**INSTRUCTION**
Could you transcribe the material below exactly, without leaving out a single line?

**EXTRACTED INFORMATION**
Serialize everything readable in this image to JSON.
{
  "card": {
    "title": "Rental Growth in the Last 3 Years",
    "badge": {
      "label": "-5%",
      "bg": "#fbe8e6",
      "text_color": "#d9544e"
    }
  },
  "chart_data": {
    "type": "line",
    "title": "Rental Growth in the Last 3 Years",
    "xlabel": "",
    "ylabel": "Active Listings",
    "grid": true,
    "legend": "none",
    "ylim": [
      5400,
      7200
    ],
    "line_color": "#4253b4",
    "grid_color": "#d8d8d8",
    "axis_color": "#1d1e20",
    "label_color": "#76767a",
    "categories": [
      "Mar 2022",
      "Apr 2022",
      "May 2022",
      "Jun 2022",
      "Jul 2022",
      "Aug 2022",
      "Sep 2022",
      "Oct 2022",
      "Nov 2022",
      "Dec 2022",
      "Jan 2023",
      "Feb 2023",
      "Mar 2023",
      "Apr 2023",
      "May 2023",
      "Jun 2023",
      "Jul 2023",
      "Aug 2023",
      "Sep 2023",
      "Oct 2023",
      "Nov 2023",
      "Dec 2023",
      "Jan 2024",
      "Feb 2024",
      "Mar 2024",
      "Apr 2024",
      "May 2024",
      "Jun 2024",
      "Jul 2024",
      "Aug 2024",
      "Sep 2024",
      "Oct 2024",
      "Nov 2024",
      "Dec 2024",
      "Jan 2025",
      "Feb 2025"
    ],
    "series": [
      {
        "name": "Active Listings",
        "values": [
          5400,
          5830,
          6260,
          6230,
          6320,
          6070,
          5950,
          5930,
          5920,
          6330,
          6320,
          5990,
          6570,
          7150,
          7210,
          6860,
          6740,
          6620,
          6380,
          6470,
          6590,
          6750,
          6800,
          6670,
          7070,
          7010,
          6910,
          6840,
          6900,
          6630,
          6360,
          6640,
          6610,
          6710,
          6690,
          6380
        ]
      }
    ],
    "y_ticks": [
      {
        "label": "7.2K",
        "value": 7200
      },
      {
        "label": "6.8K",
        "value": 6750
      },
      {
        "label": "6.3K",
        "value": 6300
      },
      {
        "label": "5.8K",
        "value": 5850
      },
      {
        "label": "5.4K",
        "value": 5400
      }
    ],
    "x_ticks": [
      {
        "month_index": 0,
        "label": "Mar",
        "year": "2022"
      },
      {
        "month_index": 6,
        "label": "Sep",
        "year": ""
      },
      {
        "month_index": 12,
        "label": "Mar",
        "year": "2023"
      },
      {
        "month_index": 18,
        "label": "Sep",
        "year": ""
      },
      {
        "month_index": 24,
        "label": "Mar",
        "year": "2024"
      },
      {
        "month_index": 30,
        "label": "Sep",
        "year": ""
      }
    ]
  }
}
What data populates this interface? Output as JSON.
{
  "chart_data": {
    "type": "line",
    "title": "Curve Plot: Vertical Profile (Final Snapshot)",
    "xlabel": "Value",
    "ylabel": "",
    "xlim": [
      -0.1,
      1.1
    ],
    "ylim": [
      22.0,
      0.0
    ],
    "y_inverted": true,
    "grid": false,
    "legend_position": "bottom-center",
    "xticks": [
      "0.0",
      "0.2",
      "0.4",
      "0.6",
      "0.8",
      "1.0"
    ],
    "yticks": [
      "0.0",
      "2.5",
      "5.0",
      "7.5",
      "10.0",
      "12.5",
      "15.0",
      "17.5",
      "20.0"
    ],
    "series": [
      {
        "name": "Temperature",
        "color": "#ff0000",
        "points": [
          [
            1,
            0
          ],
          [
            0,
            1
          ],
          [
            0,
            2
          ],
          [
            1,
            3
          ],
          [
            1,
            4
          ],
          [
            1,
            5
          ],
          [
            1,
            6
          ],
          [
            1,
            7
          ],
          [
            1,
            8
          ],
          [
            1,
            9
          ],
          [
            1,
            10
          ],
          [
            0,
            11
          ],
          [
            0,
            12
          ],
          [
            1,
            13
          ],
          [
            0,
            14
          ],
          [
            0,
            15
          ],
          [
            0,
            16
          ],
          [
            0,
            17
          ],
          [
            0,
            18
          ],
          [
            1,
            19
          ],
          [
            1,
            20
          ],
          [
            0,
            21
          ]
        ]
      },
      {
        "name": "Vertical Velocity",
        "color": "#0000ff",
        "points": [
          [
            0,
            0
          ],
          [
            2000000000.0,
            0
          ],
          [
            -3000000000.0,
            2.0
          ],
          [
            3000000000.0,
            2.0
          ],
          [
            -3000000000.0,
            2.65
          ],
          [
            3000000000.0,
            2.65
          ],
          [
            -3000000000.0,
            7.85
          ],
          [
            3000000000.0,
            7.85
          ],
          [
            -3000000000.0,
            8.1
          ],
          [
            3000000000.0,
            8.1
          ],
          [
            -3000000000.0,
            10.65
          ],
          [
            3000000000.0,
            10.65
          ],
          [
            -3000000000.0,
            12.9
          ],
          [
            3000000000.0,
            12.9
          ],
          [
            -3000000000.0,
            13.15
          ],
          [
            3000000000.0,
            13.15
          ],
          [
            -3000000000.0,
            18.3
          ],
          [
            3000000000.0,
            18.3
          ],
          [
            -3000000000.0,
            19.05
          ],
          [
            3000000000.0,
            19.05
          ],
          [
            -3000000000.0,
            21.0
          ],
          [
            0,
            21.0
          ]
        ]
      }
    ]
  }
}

**ANSWER TO THE PROBLEM**
Serialize everything readable in this image to JSON.
{
  "card": {
    "title": "Rental Growth in the Last 3 Years",
    "badge": {
      "label": "-5%",
      "bg": "#fbe8e6",
      "text_color": "#d9544e"
    }
  },
  "chart_data": {
    "type": "line",
    "title": "Rental Growth in the Last 3 Years",
    "xlabel": "",
    "ylabel": "Active Listings",
    "grid": true,
    "legend": "none",
    "ylim": [
      5400,
      7200
    ],
    "line_color": "#4253b4",
    "grid_color": "#d8d8d8",
    "axis_color": "#1d1e20",
    "label_color": "#76767a",
    "categories": [
      "Mar 2022",
      "Apr 2022",
      "May 2022",
      "Jun 2022",
      "Jul 2022",
      "Aug 2022",
      "Sep 2022",
      "Oct 2022",
      "Nov 2022",
      "Dec 2022",
      "Jan 2023",
      "Feb 2023",
      "Mar 2023",
      "Apr 2023",
      "May 2023",
      "Jun 2023",
      "Jul 2023",
      "Aug 2023",
      "Sep 2023",
      "Oct 2023",
      "Nov 2023",
      "Dec 2023",
      "Jan 2024",
      "Feb 2024",
      "Mar 2024",
      "Apr 2024",
      "May 2024",
      "Jun 2024",
      "Jul 2024",
      "Aug 2024",
      "Sep 2024",
      "Oct 2024",
      "Nov 2024",
      "Dec 2024",
      "Jan 2025",
      "Feb 2025"
    ],
    "series": [
      {
        "name": "Active Listings",
        "values": [
          5400,
          5830,
          6260,
          6230,
          6320,
          6070,
          5950,
          5930,
          5920,
          6330,
          6320,
          5990,
          6570,
          7150,
          7210,
          6860,
          6740,
          6620,
          6380,
          6470,
          6590,
          6750,
          6800,
          6670,
          7070,
          7010,
          6910,
          6840,
          6900,
          6630,
          6360,
          6640,
          6610,
          6710,
          6690,
          6380
        ]
      }
    ],
    "y_ticks": [
      {
        "label": "7.2K",
        "value": 7200
      },
      {
        "label": "6.8K",
        "value": 6750
      },
      {
        "label": "6.3K",
        "value": 6300
      },
      {
        "label": "5.8K",
        "value": 5850
      },
      {
        "label": "5.4K",
        "value": 5400
      }
    ],
    "x_ticks": [
      {
        "month_index": 0,
        "label": "Mar",
        "year": "2022"
      },
      {
        "month_index": 6,
        "label": "Sep",
        "year": ""
      },
      {
        "month_index": 12,
        "label": "Mar",
        "year": "2023"
      },
      {
        "month_index": 18,
        "label": "Sep",
        "year": ""
      },
      {
        "month_index": 24,
        "label": "Mar",
        "year": "2024"
      },
      {
        "month_index": 30,
        "label": "Sep",
        "year": ""
      }
    ]
  }
}
What data populates this interface? Output as JSON.
{
  "chart_data": {
    "type": "line",
    "title": "Curve Plot: Vertical Profile (Final Snapshot)",
    "xlabel": "Value",
    "ylabel": "",
    "xlim": [
      -0.1,
      1.1
    ],
    "ylim": [
      22.0,
      0.0
    ],
    "y_inverted": true,
    "grid": false,
    "legend_position": "bottom-center",
    "xticks": [
      "0.0",
      "0.2",
      "0.4",
      "0.6",
      "0.8",
      "1.0"
    ],
    "yticks": [
      "0.0",
      "2.5",
      "5.0",
      "7.5",
      "10.0",
      "12.5",
      "15.0",
      "17.5",
      "20.0"
    ],
    "series": [
      {
        "name": "Temperature",
        "color": "#ff0000",
        "points": [
          [
            1,
            0
          ],
          [
            0,
            1
          ],
          [
            0,
            2
          ],
          [
            1,
            3
          ],
          [
            1,
            4
          ],
          [
            1,
            5
          ],
          [
            1,
            6
          ],
          [
            1,
            7
          ],
          [
            1,
            8
          ],
          [
            1,
            9
          ],
          [
            1,
            10
          ],
          [
            0,
            11
          ],
          [
            0,
            12
          ],
          [
            1,
            13
          ],
          [
            0,
            14
          ],
          [
            0,
            15
          ],
          [
            0,
            16
          ],
          [
            0,
            17
          ],
          [
            0,
            18
          ],
          [
            1,
            19
          ],
          [
            1,
            20
          ],
          [
            0,
            21
          ]
        ]
      },
      {
        "name": "Vertical Velocity",
        "color": "#0000ff",
        "points": [
          [
            0,
            0
          ],
          [
            2000000000.0,
            0
          ],
          [
            -3000000000.0,
            2.0
          ],
          [
            3000000000.0,
            2.0
          ],
          [
            -3000000000.0,
            2.65
          ],
          [
            3000000000.0,
            2.65
          ],
          [
            -3000000000.0,
            7.85
          ],
          [
            3000000000.0,
            7.85
          ],
          [
            -3000000000.0,
            8.1
          ],
          [
            3000000000.0,
            8.1
          ],
          [
            -3000000000.0,
            10.65
          ],
          [
            3000000000.0,
            10.65
          ],
          [
            -3000000000.0,
            12.9
          ],
          [
            3000000000.0,
            12.9
          ],
          [
            -3000000000.0,
            13.15
          ],
          [
            3000000000.0,
            13.15
          ],
          [
            -3000000000.0,
            18.3
          ],
          [
            3000000000.0,
            18.3
          ],
          [
            -3000000000.0,
            19.05
          ],
          [
            3000000000.0,
            19.05
          ],
          [
            -3000000000.0,
            21.0
          ],
          [
            0,
            21.0
          ]
        ]
      }
    ]
  }
}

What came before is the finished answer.